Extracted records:
· · · ·
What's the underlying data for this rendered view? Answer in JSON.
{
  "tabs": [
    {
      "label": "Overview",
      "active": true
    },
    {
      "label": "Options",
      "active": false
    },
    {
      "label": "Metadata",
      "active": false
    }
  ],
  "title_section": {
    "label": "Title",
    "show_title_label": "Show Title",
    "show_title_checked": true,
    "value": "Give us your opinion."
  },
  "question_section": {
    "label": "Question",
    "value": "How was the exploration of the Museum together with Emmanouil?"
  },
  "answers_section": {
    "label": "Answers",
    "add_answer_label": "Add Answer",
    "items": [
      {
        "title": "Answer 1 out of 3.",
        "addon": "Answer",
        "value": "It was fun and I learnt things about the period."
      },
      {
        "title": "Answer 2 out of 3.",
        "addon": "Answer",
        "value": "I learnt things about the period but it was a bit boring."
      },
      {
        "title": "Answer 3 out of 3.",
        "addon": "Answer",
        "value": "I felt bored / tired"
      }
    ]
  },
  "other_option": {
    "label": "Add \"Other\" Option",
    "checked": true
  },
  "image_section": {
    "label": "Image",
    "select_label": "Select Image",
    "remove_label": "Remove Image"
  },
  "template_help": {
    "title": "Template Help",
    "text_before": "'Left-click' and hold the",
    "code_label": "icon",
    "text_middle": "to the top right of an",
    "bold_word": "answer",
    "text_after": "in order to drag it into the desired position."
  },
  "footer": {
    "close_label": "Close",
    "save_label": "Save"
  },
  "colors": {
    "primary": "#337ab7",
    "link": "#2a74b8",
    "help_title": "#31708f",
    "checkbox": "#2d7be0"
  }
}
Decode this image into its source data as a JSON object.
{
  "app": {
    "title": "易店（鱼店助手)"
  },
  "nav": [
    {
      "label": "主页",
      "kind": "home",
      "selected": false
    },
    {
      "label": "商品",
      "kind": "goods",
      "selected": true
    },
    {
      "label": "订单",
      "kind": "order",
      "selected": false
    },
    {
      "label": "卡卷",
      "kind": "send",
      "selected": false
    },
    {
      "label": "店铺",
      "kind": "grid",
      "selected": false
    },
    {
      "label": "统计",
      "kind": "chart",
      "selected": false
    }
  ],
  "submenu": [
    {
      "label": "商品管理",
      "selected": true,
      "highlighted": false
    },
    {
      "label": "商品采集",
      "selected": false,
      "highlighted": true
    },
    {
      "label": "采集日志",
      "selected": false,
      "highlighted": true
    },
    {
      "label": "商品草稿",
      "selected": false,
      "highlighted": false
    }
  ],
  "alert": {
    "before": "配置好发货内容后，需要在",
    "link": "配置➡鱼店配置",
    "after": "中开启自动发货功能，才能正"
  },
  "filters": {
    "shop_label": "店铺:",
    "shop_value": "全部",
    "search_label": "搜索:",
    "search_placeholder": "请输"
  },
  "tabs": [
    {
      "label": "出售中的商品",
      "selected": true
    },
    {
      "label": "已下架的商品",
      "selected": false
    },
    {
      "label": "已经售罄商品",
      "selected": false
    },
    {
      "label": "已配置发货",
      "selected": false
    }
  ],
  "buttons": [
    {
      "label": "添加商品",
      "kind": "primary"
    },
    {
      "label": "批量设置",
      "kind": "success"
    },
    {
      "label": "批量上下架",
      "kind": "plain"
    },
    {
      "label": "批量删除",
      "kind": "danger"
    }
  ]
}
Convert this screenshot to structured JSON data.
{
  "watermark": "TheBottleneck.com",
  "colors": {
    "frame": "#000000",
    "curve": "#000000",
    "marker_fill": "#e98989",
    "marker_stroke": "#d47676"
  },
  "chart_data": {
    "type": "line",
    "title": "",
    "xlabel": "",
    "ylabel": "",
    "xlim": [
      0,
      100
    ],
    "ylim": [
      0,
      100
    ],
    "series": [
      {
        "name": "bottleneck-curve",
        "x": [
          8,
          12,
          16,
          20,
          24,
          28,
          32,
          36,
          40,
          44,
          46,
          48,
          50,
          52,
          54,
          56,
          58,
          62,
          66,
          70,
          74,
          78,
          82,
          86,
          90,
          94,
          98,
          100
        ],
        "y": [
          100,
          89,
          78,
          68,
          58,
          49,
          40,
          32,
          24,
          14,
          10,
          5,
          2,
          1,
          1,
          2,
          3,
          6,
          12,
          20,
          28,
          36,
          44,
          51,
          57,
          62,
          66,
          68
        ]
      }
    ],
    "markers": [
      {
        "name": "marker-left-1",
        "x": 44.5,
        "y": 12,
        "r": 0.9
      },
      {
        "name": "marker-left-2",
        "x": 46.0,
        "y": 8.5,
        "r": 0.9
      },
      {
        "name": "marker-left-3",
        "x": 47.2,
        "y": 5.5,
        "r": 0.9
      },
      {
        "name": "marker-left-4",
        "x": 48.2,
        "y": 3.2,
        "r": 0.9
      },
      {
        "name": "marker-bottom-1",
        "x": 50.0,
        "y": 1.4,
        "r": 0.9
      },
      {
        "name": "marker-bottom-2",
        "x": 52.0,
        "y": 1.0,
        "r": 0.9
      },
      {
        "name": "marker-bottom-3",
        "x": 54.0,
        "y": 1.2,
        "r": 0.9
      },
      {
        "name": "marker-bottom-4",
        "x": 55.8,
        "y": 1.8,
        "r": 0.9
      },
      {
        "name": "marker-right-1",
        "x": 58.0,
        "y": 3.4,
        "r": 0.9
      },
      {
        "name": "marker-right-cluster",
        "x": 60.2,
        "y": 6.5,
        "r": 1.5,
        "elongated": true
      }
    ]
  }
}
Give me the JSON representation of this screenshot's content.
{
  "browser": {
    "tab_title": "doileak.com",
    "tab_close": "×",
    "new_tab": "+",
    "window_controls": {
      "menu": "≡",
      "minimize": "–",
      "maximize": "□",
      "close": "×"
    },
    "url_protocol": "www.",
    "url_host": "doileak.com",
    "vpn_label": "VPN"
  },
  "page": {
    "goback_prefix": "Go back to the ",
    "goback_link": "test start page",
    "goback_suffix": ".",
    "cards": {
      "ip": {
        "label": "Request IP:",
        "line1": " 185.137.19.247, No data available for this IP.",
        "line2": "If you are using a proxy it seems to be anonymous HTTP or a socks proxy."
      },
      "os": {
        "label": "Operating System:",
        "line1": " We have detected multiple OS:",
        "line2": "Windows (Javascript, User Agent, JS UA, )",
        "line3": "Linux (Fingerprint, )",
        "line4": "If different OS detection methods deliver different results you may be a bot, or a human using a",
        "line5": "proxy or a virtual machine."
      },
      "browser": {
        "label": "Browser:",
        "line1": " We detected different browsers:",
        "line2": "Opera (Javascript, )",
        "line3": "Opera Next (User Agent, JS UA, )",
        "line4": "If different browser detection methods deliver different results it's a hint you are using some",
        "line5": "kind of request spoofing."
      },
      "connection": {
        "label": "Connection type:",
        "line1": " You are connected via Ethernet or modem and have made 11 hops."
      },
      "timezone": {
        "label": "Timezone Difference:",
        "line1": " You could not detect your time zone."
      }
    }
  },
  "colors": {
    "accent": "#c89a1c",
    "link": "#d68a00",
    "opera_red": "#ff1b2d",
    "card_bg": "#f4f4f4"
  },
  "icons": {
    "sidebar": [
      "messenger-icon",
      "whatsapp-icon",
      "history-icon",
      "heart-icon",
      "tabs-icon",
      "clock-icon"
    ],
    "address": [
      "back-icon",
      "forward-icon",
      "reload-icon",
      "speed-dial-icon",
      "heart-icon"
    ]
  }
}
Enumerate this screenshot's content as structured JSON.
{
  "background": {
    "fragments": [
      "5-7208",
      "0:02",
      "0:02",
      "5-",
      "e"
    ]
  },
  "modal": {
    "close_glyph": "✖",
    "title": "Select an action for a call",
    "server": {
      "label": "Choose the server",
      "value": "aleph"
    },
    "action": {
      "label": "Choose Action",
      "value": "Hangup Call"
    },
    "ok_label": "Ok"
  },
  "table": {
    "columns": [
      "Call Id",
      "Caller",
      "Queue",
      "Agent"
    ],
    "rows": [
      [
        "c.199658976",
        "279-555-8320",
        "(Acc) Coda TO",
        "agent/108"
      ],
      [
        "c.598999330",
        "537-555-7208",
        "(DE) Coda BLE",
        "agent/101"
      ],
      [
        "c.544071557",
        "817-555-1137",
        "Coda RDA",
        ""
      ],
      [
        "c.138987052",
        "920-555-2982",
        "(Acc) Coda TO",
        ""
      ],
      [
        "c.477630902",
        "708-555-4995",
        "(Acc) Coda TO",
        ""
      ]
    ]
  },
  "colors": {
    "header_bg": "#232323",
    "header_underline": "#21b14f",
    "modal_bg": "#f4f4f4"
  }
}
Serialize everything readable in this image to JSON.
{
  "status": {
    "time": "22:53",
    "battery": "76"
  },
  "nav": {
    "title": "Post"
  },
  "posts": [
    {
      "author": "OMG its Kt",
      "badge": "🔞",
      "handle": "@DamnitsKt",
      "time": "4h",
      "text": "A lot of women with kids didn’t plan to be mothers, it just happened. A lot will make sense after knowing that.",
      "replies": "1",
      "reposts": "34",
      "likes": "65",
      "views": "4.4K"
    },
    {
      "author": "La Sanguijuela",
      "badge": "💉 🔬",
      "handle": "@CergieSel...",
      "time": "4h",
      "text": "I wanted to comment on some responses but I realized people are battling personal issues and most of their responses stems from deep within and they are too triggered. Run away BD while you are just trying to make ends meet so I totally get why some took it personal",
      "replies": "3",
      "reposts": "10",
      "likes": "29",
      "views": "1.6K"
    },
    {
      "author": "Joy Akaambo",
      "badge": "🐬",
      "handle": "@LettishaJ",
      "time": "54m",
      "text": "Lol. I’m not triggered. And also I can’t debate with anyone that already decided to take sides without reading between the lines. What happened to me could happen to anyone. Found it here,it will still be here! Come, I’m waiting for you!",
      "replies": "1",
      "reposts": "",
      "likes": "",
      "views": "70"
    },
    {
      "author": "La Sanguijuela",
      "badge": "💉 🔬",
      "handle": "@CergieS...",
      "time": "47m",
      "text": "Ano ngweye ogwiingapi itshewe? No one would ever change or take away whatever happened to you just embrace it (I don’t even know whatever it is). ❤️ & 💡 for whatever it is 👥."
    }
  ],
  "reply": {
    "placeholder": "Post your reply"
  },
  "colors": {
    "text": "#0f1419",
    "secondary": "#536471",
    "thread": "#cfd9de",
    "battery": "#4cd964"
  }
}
· · · ·
Copy every line in the records above that contains the word "period".

        "value": "It was fun and I learnt things about the period."
        "value": "I learnt things about the period but it was a bit boring."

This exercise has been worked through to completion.